• _Given request_: The entries below should be given again exactly, minus their pictures.

--- start Records shown ---

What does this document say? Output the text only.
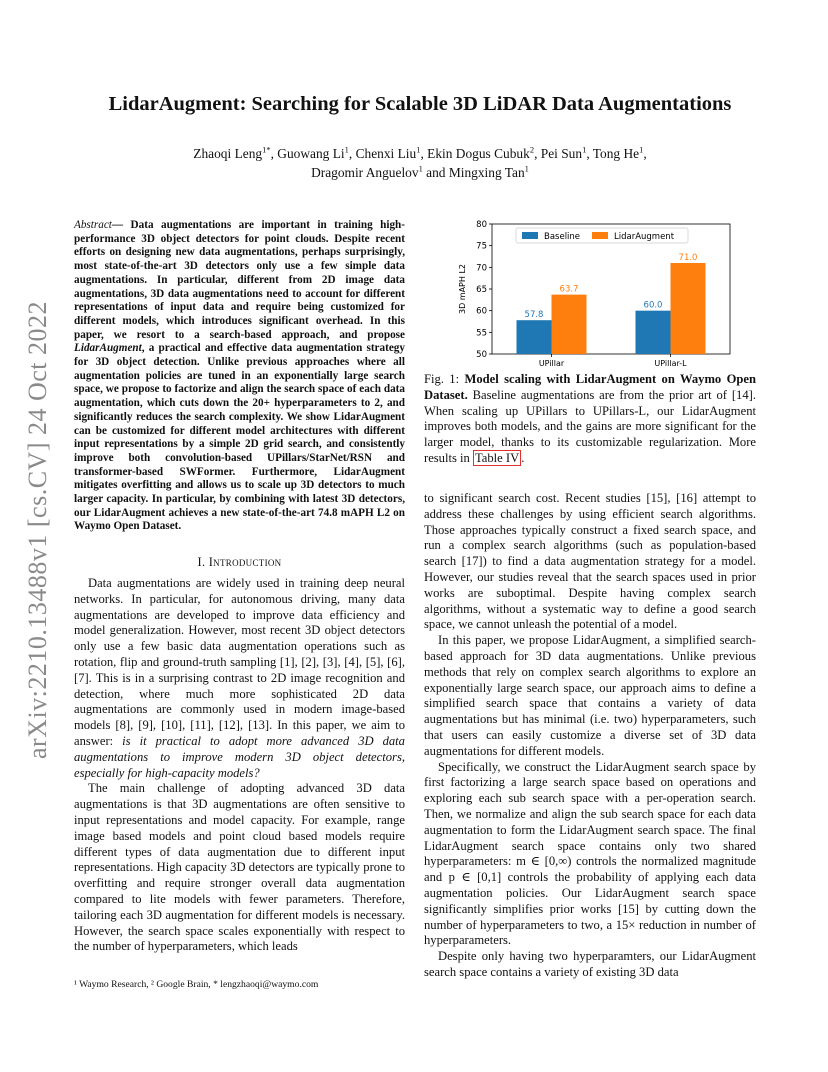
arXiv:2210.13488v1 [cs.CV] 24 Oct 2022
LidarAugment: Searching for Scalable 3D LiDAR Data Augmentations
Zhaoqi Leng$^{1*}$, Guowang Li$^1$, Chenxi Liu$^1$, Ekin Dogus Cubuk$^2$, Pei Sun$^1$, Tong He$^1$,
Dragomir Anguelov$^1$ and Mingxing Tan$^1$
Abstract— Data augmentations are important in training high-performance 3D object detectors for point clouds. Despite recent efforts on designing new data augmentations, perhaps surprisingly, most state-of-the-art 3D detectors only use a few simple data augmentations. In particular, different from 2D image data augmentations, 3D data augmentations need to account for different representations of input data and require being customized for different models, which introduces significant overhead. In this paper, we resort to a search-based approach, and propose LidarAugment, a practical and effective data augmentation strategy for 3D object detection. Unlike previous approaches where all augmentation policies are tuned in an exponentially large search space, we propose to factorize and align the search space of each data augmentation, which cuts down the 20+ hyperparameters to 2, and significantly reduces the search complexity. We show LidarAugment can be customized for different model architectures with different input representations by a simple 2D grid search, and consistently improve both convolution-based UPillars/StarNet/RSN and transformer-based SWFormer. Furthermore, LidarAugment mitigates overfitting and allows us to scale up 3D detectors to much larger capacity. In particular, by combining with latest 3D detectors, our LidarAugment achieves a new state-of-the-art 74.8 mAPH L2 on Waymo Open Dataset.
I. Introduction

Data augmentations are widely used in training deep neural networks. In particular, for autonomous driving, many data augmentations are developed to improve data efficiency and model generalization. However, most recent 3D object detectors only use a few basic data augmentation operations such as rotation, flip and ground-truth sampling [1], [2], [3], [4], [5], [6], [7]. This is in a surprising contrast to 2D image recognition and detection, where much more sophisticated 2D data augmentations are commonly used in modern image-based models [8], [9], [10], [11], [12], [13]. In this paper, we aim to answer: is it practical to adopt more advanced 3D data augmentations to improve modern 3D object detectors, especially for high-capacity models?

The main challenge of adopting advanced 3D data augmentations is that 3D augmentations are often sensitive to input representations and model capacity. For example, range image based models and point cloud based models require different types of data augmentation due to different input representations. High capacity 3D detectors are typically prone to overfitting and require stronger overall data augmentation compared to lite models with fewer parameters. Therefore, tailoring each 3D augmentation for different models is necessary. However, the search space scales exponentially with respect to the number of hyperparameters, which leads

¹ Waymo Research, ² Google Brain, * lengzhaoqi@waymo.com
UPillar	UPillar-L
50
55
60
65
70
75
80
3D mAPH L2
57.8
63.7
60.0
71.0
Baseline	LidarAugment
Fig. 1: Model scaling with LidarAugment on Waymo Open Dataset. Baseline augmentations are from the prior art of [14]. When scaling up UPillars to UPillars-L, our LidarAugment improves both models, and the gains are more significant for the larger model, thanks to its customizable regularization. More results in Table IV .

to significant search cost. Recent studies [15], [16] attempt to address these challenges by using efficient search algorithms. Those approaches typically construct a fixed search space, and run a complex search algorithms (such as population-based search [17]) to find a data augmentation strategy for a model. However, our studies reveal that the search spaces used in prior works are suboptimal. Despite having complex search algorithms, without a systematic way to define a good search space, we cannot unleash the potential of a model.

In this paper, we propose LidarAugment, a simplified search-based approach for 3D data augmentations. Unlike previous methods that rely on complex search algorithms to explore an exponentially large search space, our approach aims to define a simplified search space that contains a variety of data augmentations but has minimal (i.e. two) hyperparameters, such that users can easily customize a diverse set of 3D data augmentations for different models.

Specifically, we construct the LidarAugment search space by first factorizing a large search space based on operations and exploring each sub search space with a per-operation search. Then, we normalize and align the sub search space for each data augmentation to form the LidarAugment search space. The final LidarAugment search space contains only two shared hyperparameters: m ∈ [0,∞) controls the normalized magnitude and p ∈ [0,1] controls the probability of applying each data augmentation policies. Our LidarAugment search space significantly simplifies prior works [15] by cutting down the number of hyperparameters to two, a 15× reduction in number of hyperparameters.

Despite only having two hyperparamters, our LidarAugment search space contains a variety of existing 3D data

--- end Records shown ---

• _Reply to the task_:
What does this document say? Output the text only.
arXiv:2210.13488v1 [cs.CV] 24 Oct 2022
LidarAugment: Searching for Scalable 3D LiDAR Data Augmentations
Zhaoqi Leng$^{1*}$, Guowang Li$^1$, Chenxi Liu$^1$, Ekin Dogus Cubuk$^2$, Pei Sun$^1$, Tong He$^1$,
Dragomir Anguelov$^1$ and Mingxing Tan$^1$
Abstract— Data augmentations are important in training high-performance 3D object detectors for point clouds. Despite recent efforts on designing new data augmentations, perhaps surprisingly, most state-of-the-art 3D detectors only use a few simple data augmentations. In particular, different from 2D image data augmentations, 3D data augmentations need to account for different representations of input data and require being customized for different models, which introduces significant overhead. In this paper, we resort to a search-based approach, and propose LidarAugment, a practical and effective data augmentation strategy for 3D object detection. Unlike previous approaches where all augmentation policies are tuned in an exponentially large search space, we propose to factorize and align the search space of each data augmentation, which cuts down the 20+ hyperparameters to 2, and significantly reduces the search complexity. We show LidarAugment can be customized for different model architectures with different input representations by a simple 2D grid search, and consistently improve both convolution-based UPillars/StarNet/RSN and transformer-based SWFormer. Furthermore, LidarAugment mitigates overfitting and allows us to scale up 3D detectors to much larger capacity. In particular, by combining with latest 3D detectors, our LidarAugment achieves a new state-of-the-art 74.8 mAPH L2 on Waymo Open Dataset.
I. Introduction

Data augmentations are widely used in training deep neural networks. In particular, for autonomous driving, many data augmentations are developed to improve data efficiency and model generalization. However, most recent 3D object detectors only use a few basic data augmentation operations such as rotation, flip and ground-truth sampling [1], [2], [3], [4], [5], [6], [7]. This is in a surprising contrast to 2D image recognition and detection, where much more sophisticated 2D data augmentations are commonly used in modern image-based models [8], [9], [10], [11], [12], [13]. In this paper, we aim to answer: is it practical to adopt more advanced 3D data augmentations to improve modern 3D object detectors, especially for high-capacity models?

The main challenge of adopting advanced 3D data augmentations is that 3D augmentations are often sensitive to input representations and model capacity. For example, range image based models and point cloud based models require different types of data augmentation due to different input representations. High capacity 3D detectors are typically prone to overfitting and require stronger overall data augmentation compared to lite models with fewer parameters. Therefore, tailoring each 3D augmentation for different models is necessary. However, the search space scales exponentially with respect to the number of hyperparameters, which leads

¹ Waymo Research, ² Google Brain, * lengzhaoqi@waymo.com
UPillar	UPillar-L
50
55
60
65
70
75
80
3D mAPH L2
57.8
63.7
60.0
71.0
Baseline	LidarAugment
Fig. 1: Model scaling with LidarAugment on Waymo Open Dataset. Baseline augmentations are from the prior art of [14]. When scaling up UPillars to UPillars-L, our LidarAugment improves both models, and the gains are more significant for the larger model, thanks to its customizable regularization. More results in Table IV .

to significant search cost. Recent studies [15], [16] attempt to address these challenges by using efficient search algorithms. Those approaches typically construct a fixed search space, and run a complex search algorithms (such as population-based search [17]) to find a data augmentation strategy for a model. However, our studies reveal that the search spaces used in prior works are suboptimal. Despite having complex search algorithms, without a systematic way to define a good search space, we cannot unleash the potential of a model.

In this paper, we propose LidarAugment, a simplified search-based approach for 3D data augmentations. Unlike previous methods that rely on complex search algorithms to explore an exponentially large search space, our approach aims to define a simplified search space that contains a variety of data augmentations but has minimal (i.e. two) hyperparameters, such that users can easily customize a diverse set of 3D data augmentations for different models.

Specifically, we construct the LidarAugment search space by first factorizing a large search space based on operations and exploring each sub search space with a per-operation search. Then, we normalize and align the sub search space for each data augmentation to form the LidarAugment search space. The final LidarAugment search space contains only two shared hyperparameters: m ∈ [0,∞) controls the normalized magnitude and p ∈ [0,1] controls the probability of applying each data augmentation policies. Our LidarAugment search space significantly simplifies prior works [15] by cutting down the number of hyperparameters to two, a 15× reduction in number of hyperparameters.

Despite only having two hyperparamters, our LidarAugment search space contains a variety of existing 3D data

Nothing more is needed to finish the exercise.